Quote the listing below in its entirety.
---- INPUT ROWS
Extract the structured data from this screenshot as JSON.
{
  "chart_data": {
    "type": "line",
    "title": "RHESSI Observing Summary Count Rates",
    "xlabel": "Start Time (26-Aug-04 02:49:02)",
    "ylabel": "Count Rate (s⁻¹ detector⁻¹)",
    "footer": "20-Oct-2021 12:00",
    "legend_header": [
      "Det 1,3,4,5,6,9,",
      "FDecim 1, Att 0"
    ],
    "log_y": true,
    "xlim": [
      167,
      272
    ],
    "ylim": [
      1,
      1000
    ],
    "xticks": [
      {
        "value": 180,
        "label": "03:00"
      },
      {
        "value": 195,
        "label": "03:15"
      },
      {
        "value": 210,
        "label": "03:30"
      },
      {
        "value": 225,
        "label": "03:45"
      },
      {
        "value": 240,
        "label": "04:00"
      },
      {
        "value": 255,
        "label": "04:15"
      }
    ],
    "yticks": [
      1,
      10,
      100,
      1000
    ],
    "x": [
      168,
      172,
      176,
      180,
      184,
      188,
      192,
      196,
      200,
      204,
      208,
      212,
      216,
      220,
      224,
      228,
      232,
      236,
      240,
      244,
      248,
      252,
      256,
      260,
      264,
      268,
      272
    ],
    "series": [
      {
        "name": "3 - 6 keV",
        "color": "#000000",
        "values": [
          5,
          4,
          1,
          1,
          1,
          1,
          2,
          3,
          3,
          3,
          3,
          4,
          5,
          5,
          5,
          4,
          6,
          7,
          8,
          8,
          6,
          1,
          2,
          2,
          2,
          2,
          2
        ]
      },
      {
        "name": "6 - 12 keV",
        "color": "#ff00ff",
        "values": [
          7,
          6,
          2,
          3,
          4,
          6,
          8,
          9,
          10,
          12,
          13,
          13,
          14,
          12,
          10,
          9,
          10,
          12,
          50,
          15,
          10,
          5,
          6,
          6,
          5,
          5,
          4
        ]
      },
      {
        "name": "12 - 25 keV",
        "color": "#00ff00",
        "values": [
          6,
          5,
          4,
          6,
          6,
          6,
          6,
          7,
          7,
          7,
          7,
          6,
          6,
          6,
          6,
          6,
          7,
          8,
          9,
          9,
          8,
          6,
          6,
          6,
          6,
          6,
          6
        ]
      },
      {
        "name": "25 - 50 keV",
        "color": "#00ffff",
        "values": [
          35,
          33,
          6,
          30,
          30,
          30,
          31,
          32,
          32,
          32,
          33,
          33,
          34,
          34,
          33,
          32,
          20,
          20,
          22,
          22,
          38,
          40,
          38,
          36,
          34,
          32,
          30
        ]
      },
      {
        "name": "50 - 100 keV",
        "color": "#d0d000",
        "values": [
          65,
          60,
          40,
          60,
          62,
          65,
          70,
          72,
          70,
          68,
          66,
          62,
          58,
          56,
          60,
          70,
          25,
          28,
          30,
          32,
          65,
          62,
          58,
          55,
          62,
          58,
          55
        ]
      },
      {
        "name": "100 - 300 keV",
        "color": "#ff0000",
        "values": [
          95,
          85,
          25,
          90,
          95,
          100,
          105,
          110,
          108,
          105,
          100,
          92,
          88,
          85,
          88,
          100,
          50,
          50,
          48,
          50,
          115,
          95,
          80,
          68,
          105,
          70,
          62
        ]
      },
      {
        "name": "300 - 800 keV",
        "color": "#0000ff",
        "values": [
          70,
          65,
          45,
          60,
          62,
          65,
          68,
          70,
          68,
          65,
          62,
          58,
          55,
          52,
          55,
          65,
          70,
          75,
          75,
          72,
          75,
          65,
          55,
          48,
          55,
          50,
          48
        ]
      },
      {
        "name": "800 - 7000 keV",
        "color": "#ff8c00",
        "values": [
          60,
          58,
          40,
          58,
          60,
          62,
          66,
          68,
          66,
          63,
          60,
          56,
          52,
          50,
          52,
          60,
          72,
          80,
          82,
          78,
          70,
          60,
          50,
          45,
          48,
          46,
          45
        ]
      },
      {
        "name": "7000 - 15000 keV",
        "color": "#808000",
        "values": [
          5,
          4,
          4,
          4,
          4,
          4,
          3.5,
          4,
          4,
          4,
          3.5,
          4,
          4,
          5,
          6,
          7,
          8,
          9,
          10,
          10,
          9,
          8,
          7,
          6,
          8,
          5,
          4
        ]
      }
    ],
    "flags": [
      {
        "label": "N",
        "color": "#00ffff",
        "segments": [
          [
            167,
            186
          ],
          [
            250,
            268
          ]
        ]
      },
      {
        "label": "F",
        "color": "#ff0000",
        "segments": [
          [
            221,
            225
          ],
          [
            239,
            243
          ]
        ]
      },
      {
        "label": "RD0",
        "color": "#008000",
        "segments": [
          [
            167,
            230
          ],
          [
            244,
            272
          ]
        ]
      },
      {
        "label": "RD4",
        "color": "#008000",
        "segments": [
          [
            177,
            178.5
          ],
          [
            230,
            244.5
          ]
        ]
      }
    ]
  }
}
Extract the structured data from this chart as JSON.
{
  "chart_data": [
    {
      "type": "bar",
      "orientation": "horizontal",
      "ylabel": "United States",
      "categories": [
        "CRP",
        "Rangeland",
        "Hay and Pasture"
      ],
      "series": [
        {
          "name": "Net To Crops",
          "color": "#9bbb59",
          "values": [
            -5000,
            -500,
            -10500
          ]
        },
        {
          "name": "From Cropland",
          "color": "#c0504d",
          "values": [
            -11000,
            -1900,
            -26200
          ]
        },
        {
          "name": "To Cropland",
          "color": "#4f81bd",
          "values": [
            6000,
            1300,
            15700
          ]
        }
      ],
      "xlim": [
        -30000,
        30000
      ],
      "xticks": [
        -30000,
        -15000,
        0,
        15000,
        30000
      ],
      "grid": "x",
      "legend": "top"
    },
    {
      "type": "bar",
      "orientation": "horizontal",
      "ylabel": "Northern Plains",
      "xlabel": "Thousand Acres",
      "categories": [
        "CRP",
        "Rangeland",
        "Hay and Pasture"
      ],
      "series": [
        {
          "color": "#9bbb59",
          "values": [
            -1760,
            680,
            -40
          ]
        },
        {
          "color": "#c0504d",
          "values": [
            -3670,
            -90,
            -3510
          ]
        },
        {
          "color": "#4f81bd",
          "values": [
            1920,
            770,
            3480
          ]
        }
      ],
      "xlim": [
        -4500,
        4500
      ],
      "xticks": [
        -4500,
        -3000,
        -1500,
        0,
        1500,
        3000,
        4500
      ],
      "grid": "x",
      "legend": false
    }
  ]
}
--------
=== PROBLEM SOLUTION ===
Extract the structured data from this screenshot as JSON.
{
  "chart_data": {
    "type": "line",
    "title": "RHESSI Observing Summary Count Rates",
    "xlabel": "Start Time (26-Aug-04 02:49:02)",
    "ylabel": "Count Rate (s⁻¹ detector⁻¹)",
    "footer": "20-Oct-2021 12:00",
    "legend_header": [
      "Det 1,3,4,5,6,9,",
      "FDecim 1, Att 0"
    ],
    "log_y": true,
    "xlim": [
      167,
      272
    ],
    "ylim": [
      1,
      1000
    ],
    "xticks": [
      {
        "value": 180,
        "label": "03:00"
      },
      {
        "value": 195,
        "label": "03:15"
      },
      {
        "value": 210,
        "label": "03:30"
      },
      {
        "value": 225,
        "label": "03:45"
      },
      {
        "value": 240,
        "label": "04:00"
      },
      {
        "value": 255,
        "label": "04:15"
      }
    ],
    "yticks": [
      1,
      10,
      100,
      1000
    ],
    "x": [
      168,
      172,
      176,
      180,
      184,
      188,
      192,
      196,
      200,
      204,
      208,
      212,
      216,
      220,
      224,
      228,
      232,
      236,
      240,
      244,
      248,
      252,
      256,
      260,
      264,
      268,
      272
    ],
    "series": [
      {
        "name": "3 - 6 keV",
        "color": "#000000",
        "values": [
          5,
          4,
          1,
          1,
          1,
          1,
          2,
          3,
          3,
          3,
          3,
          4,
          5,
          5,
          5,
          4,
          6,
          7,
          8,
          8,
          6,
          1,
          2,
          2,
          2,
          2,
          2
        ]
      },
      {
        "name": "6 - 12 keV",
        "color": "#ff00ff",
        "values": [
          7,
          6,
          2,
          3,
          4,
          6,
          8,
          9,
          10,
          12,
          13,
          13,
          14,
          12,
          10,
          9,
          10,
          12,
          50,
          15,
          10,
          5,
          6,
          6,
          5,
          5,
          4
        ]
      },
      {
        "name": "12 - 25 keV",
        "color": "#00ff00",
        "values": [
          6,
          5,
          4,
          6,
          6,
          6,
          6,
          7,
          7,
          7,
          7,
          6,
          6,
          6,
          6,
          6,
          7,
          8,
          9,
          9,
          8,
          6,
          6,
          6,
          6,
          6,
          6
        ]
      },
      {
        "name": "25 - 50 keV",
        "color": "#00ffff",
        "values": [
          35,
          33,
          6,
          30,
          30,
          30,
          31,
          32,
          32,
          32,
          33,
          33,
          34,
          34,
          33,
          32,
          20,
          20,
          22,
          22,
          38,
          40,
          38,
          36,
          34,
          32,
          30
        ]
      },
      {
        "name": "50 - 100 keV",
        "color": "#d0d000",
        "values": [
          65,
          60,
          40,
          60,
          62,
          65,
          70,
          72,
          70,
          68,
          66,
          62,
          58,
          56,
          60,
          70,
          25,
          28,
          30,
          32,
          65,
          62,
          58,
          55,
          62,
          58,
          55
        ]
      },
      {
        "name": "100 - 300 keV",
        "color": "#ff0000",
        "values": [
          95,
          85,
          25,
          90,
          95,
          100,
          105,
          110,
          108,
          105,
          100,
          92,
          88,
          85,
          88,
          100,
          50,
          50,
          48,
          50,
          115,
          95,
          80,
          68,
          105,
          70,
          62
        ]
      },
      {
        "name": "300 - 800 keV",
        "color": "#0000ff",
        "values": [
          70,
          65,
          45,
          60,
          62,
          65,
          68,
          70,
          68,
          65,
          62,
          58,
          55,
          52,
          55,
          65,
          70,
          75,
          75,
          72,
          75,
          65,
          55,
          48,
          55,
          50,
          48
        ]
      },
      {
        "name": "800 - 7000 keV",
        "color": "#ff8c00",
        "values": [
          60,
          58,
          40,
          58,
          60,
          62,
          66,
          68,
          66,
          63,
          60,
          56,
          52,
          50,
          52,
          60,
          72,
          80,
          82,
          78,
          70,
          60,
          50,
          45,
          48,
          46,
          45
        ]
      },
      {
        "name": "7000 - 15000 keV",
        "color": "#808000",
        "values": [
          5,
          4,
          4,
          4,
          4,
          4,
          3.5,
          4,
          4,
          4,
          3.5,
          4,
          4,
          5,
          6,
          7,
          8,
          9,
          10,
          10,
          9,
          8,
          7,
          6,
          8,
          5,
          4
        ]
      }
    ],
    "flags": [
      {
        "label": "N",
        "color": "#00ffff",
        "segments": [
          [
            167,
            186
          ],
          [
            250,
            268
          ]
        ]
      },
      {
        "label": "F",
        "color": "#ff0000",
        "segments": [
          [
            221,
            225
          ],
          [
            239,
            243
          ]
        ]
      },
      {
        "label": "RD0",
        "color": "#008000",
        "segments": [
          [
            167,
            230
          ],
          [
            244,
            272
          ]
        ]
      },
      {
        "label": "RD4",
        "color": "#008000",
        "segments": [
          [
            177,
            178.5
          ],
          [
            230,
            244.5
          ]
        ]
      }
    ]
  }
}
Extract the structured data from this chart as JSON.
{
  "chart_data": [
    {
      "type": "bar",
      "orientation": "horizontal",
      "ylabel": "United States",
      "categories": [
        "CRP",
        "Rangeland",
        "Hay and Pasture"
      ],
      "series": [
        {
          "name": "Net To Crops",
          "color": "#9bbb59",
          "values": [
            -5000,
            -500,
            -10500
          ]
        },
        {
          "name": "From Cropland",
          "color": "#c0504d",
          "values": [
            -11000,
            -1900,
            -26200
          ]
        },
        {
          "name": "To Cropland",
          "color": "#4f81bd",
          "values": [
            6000,
            1300,
            15700
          ]
        }
      ],
      "xlim": [
        -30000,
        30000
      ],
      "xticks": [
        -30000,
        -15000,
        0,
        15000,
        30000
      ],
      "grid": "x",
      "legend": "top"
    },
    {
      "type": "bar",
      "orientation": "horizontal",
      "ylabel": "Northern Plains",
      "xlabel": "Thousand Acres",
      "categories": [
        "CRP",
        "Rangeland",
        "Hay and Pasture"
      ],
      "series": [
        {
          "color": "#9bbb59",
          "values": [
            -1760,
            680,
            -40
          ]
        },
        {
          "color": "#c0504d",
          "values": [
            -3670,
            -90,
            -3510
          ]
        },
        {
          "color": "#4f81bd",
          "values": [
            1920,
            770,
            3480
          ]
        }
      ],
      "xlim": [
        -4500,
        4500
      ],
      "xticks": [
        -4500,
        -3000,
        -1500,
        0,
        1500,
        3000,
        4500
      ],
      "grid": "x",
      "legend": false
    }
  ]
}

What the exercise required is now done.